** AIM **
Below are the records; collect from them each line containing the string "Settings".

** INPUT FOR THIS TASK **

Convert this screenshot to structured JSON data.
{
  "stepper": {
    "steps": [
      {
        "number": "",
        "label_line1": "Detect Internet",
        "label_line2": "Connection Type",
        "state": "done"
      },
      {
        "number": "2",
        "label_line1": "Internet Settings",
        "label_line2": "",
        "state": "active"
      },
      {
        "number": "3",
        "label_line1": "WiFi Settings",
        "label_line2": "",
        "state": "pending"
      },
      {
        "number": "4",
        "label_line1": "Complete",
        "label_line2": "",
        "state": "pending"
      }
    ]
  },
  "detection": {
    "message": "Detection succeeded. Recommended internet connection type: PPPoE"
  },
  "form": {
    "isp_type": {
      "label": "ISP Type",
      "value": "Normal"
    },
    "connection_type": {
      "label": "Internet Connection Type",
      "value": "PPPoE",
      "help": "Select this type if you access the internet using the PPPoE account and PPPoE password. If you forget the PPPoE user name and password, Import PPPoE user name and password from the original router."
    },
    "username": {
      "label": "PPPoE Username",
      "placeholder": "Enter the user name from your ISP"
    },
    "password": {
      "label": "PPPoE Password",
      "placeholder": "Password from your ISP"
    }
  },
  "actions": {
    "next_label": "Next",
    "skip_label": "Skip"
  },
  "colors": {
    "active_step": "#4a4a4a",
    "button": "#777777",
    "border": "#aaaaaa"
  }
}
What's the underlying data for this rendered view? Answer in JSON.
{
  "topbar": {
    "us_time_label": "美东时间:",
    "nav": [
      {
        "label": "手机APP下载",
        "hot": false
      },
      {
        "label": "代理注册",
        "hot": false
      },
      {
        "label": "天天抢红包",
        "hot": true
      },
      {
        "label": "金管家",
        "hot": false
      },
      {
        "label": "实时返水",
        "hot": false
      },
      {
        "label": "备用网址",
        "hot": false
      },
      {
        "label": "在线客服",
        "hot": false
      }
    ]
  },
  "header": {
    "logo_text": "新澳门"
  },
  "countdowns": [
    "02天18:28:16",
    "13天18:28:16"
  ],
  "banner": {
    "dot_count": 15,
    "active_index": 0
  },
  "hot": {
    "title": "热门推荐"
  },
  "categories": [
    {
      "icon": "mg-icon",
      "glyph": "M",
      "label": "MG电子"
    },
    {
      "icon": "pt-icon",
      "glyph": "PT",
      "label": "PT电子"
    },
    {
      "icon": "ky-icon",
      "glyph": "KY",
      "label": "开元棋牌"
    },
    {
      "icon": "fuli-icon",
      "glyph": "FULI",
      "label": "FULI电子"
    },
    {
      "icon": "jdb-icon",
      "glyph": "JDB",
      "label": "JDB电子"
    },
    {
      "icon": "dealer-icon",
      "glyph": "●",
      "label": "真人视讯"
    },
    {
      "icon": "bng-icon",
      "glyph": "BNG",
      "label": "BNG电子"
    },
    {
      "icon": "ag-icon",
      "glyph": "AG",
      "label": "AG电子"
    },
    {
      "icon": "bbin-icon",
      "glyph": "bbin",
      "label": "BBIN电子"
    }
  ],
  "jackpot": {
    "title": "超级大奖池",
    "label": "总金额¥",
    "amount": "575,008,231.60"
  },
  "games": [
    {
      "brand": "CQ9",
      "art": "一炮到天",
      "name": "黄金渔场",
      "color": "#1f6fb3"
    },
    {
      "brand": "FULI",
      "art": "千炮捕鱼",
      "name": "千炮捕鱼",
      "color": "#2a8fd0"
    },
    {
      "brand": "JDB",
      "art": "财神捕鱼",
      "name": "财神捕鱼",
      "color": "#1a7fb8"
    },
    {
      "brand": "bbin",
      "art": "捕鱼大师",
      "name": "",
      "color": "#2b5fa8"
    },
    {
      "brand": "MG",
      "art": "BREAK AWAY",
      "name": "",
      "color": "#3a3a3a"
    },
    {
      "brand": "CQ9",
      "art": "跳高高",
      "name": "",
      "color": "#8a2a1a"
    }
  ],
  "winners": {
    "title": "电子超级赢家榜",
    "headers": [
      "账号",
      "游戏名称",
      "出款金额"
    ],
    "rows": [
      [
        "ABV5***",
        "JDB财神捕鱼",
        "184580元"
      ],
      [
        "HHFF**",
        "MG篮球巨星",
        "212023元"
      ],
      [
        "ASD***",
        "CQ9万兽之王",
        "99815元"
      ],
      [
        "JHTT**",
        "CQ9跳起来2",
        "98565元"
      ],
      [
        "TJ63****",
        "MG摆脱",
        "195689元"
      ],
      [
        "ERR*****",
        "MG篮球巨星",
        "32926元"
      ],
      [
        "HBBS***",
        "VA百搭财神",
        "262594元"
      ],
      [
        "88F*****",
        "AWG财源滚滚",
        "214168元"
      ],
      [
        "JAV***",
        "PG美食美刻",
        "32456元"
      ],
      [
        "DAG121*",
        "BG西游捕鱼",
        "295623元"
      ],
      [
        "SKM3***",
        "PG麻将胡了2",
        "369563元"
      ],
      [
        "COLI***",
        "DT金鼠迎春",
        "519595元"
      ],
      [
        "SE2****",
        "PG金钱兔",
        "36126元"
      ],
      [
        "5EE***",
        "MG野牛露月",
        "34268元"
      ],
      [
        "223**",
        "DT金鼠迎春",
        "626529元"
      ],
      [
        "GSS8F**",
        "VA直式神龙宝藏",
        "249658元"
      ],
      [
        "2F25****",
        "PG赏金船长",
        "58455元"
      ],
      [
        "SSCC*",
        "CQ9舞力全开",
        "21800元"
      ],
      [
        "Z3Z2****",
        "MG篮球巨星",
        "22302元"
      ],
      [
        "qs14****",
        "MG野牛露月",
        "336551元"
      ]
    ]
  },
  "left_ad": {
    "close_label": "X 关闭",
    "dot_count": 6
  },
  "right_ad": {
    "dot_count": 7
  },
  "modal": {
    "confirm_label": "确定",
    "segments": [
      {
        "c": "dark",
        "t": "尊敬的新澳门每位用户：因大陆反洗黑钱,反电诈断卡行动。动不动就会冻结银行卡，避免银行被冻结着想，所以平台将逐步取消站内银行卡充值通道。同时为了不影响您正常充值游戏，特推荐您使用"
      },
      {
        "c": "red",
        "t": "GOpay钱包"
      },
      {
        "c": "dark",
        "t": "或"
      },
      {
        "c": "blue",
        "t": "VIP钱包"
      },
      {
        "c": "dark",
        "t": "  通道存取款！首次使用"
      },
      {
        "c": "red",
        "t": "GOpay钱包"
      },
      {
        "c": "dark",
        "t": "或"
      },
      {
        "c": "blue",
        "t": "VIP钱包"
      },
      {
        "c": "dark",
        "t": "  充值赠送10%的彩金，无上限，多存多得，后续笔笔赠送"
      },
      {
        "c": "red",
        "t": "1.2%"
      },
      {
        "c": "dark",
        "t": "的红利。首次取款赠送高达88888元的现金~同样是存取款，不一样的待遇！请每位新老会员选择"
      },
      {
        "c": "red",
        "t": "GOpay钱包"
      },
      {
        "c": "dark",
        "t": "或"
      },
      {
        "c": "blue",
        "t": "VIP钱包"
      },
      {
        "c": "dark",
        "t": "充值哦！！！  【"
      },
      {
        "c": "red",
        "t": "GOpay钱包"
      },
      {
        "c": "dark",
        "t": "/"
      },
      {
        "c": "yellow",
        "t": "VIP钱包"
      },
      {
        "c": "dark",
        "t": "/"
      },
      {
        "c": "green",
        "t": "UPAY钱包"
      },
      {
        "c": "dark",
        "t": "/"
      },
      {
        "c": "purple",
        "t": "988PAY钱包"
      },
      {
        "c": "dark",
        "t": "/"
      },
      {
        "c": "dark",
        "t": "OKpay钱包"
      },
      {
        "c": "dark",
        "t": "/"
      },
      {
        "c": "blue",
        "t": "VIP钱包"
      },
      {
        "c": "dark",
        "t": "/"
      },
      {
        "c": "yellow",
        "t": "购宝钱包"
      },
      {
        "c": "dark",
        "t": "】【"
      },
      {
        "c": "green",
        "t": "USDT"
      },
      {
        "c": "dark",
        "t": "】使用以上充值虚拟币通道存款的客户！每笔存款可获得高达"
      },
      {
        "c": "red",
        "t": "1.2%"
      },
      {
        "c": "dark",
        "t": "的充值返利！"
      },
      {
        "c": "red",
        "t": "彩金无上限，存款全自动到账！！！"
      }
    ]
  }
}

** THE ANSWER **
        "label_line1": "Internet Settings",
        "label_line1": "WiFi Settings",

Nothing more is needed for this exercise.